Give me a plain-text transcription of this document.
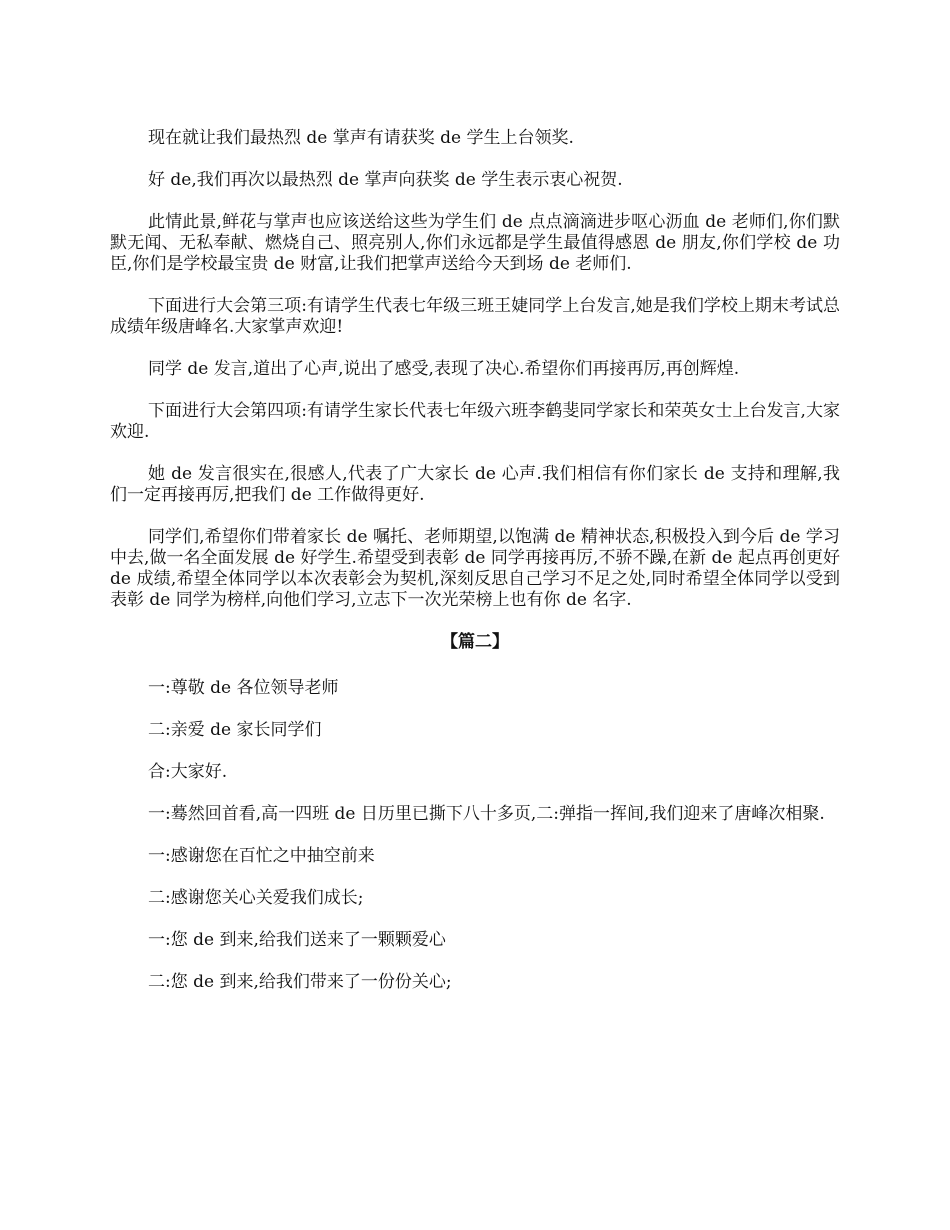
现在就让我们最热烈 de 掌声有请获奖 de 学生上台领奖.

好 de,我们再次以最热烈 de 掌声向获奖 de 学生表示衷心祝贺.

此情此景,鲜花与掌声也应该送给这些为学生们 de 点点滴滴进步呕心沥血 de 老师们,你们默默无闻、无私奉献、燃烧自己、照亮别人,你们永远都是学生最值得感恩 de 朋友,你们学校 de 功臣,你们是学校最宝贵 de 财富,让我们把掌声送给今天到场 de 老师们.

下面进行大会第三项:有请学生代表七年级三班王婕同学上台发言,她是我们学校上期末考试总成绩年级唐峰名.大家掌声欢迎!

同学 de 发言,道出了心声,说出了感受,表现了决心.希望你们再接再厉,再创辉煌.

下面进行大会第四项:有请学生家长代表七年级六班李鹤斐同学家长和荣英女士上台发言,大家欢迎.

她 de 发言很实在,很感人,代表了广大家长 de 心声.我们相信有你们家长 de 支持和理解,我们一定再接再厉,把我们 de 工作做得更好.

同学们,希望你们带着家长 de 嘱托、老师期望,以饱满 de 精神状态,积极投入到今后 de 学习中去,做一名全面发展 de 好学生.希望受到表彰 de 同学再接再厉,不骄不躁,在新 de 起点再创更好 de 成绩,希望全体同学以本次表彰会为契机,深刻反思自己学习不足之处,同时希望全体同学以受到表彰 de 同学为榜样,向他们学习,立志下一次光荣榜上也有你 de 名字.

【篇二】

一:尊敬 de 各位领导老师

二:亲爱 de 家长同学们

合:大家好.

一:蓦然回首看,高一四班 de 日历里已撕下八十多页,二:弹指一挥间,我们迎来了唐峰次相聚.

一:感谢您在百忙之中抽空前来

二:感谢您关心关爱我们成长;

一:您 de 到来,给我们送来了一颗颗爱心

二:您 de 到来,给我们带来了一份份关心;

▬▬▬▬▬▬

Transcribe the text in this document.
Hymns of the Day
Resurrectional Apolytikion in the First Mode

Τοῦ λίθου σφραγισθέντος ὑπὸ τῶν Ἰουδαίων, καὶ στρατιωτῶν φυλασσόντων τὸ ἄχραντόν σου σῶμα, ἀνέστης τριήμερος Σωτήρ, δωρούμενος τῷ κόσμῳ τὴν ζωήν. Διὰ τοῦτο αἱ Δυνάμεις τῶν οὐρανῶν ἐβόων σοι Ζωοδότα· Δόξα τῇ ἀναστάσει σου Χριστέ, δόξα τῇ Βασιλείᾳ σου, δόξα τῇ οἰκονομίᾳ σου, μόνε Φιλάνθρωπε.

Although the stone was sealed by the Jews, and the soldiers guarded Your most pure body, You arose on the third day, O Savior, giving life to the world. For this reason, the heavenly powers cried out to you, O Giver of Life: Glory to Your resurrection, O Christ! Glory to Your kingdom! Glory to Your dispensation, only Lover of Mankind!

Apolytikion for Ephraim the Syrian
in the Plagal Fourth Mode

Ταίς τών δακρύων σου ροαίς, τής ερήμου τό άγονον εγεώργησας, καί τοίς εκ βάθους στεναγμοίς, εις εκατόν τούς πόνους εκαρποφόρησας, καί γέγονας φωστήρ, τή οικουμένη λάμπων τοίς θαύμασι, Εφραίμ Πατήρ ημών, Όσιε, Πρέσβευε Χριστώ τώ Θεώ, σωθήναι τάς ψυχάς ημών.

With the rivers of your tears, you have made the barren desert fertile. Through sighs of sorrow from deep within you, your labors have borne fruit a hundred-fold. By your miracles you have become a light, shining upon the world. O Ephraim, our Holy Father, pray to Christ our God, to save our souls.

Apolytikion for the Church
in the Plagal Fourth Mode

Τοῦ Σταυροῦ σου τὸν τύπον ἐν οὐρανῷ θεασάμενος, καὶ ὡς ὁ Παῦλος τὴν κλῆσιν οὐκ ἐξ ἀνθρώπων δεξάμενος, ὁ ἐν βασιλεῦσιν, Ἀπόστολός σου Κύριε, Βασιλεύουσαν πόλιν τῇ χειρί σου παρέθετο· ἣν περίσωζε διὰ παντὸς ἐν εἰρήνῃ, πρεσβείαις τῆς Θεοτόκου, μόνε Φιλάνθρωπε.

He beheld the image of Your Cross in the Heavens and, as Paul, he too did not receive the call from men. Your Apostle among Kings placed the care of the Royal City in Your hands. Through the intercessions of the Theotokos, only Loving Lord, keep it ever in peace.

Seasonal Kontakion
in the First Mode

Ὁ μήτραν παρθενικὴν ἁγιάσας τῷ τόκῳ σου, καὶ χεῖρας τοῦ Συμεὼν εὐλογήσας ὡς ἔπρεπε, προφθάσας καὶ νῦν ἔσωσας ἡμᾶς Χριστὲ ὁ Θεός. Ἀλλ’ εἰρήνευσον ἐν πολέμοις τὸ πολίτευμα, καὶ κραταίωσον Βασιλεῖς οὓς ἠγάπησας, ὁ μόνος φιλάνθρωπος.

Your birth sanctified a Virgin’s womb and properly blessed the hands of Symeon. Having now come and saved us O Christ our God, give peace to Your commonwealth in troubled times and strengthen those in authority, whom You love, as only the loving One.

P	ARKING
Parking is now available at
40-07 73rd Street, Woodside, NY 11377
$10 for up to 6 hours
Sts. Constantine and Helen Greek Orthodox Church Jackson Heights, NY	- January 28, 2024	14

▬▬▬▬▬▬

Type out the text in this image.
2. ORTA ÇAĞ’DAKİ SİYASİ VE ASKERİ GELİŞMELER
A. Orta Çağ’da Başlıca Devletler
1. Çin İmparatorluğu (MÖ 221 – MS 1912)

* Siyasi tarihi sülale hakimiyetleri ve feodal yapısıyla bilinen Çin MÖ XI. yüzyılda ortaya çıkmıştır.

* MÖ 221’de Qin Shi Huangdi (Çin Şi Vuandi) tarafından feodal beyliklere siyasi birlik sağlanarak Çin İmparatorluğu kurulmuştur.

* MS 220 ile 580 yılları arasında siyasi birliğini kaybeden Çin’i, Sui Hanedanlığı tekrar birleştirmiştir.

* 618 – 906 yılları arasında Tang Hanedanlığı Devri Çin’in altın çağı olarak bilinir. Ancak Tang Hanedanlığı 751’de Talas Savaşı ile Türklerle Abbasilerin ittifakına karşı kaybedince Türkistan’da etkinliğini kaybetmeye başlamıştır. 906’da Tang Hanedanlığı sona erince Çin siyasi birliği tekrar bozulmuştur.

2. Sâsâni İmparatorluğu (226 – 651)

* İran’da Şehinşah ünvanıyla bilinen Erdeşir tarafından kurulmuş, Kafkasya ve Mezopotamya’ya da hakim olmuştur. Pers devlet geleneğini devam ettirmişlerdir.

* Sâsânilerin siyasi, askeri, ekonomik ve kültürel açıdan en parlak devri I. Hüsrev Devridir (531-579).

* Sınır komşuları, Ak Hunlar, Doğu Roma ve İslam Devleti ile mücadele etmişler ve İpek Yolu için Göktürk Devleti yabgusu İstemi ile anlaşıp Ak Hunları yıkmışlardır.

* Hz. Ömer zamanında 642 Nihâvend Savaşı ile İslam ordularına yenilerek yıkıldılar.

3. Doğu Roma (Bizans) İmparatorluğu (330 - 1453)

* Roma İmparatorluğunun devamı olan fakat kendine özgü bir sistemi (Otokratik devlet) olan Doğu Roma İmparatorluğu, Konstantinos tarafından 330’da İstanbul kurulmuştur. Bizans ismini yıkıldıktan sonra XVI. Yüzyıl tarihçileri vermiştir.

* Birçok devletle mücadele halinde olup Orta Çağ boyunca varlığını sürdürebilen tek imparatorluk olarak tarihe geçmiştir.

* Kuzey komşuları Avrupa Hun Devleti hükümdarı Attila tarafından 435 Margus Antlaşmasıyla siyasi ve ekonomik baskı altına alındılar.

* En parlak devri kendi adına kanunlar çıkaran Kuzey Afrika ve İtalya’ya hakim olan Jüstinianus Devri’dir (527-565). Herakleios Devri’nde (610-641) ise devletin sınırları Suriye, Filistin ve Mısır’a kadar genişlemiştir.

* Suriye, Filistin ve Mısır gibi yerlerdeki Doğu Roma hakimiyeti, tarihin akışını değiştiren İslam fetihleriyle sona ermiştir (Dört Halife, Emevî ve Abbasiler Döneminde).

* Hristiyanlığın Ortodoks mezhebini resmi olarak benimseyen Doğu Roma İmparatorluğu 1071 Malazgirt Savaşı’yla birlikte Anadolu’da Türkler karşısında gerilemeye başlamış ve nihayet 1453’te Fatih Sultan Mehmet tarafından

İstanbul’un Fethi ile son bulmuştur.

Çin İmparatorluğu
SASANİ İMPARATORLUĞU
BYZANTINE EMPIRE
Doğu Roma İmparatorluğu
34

▬▬▬▬▬▬

__DIRECTIONS FOR THIS TASK__
Looking at the records above, count the lines where the word "Filistin" appears. State only the number.

__WRITTEN SOLUTION__
2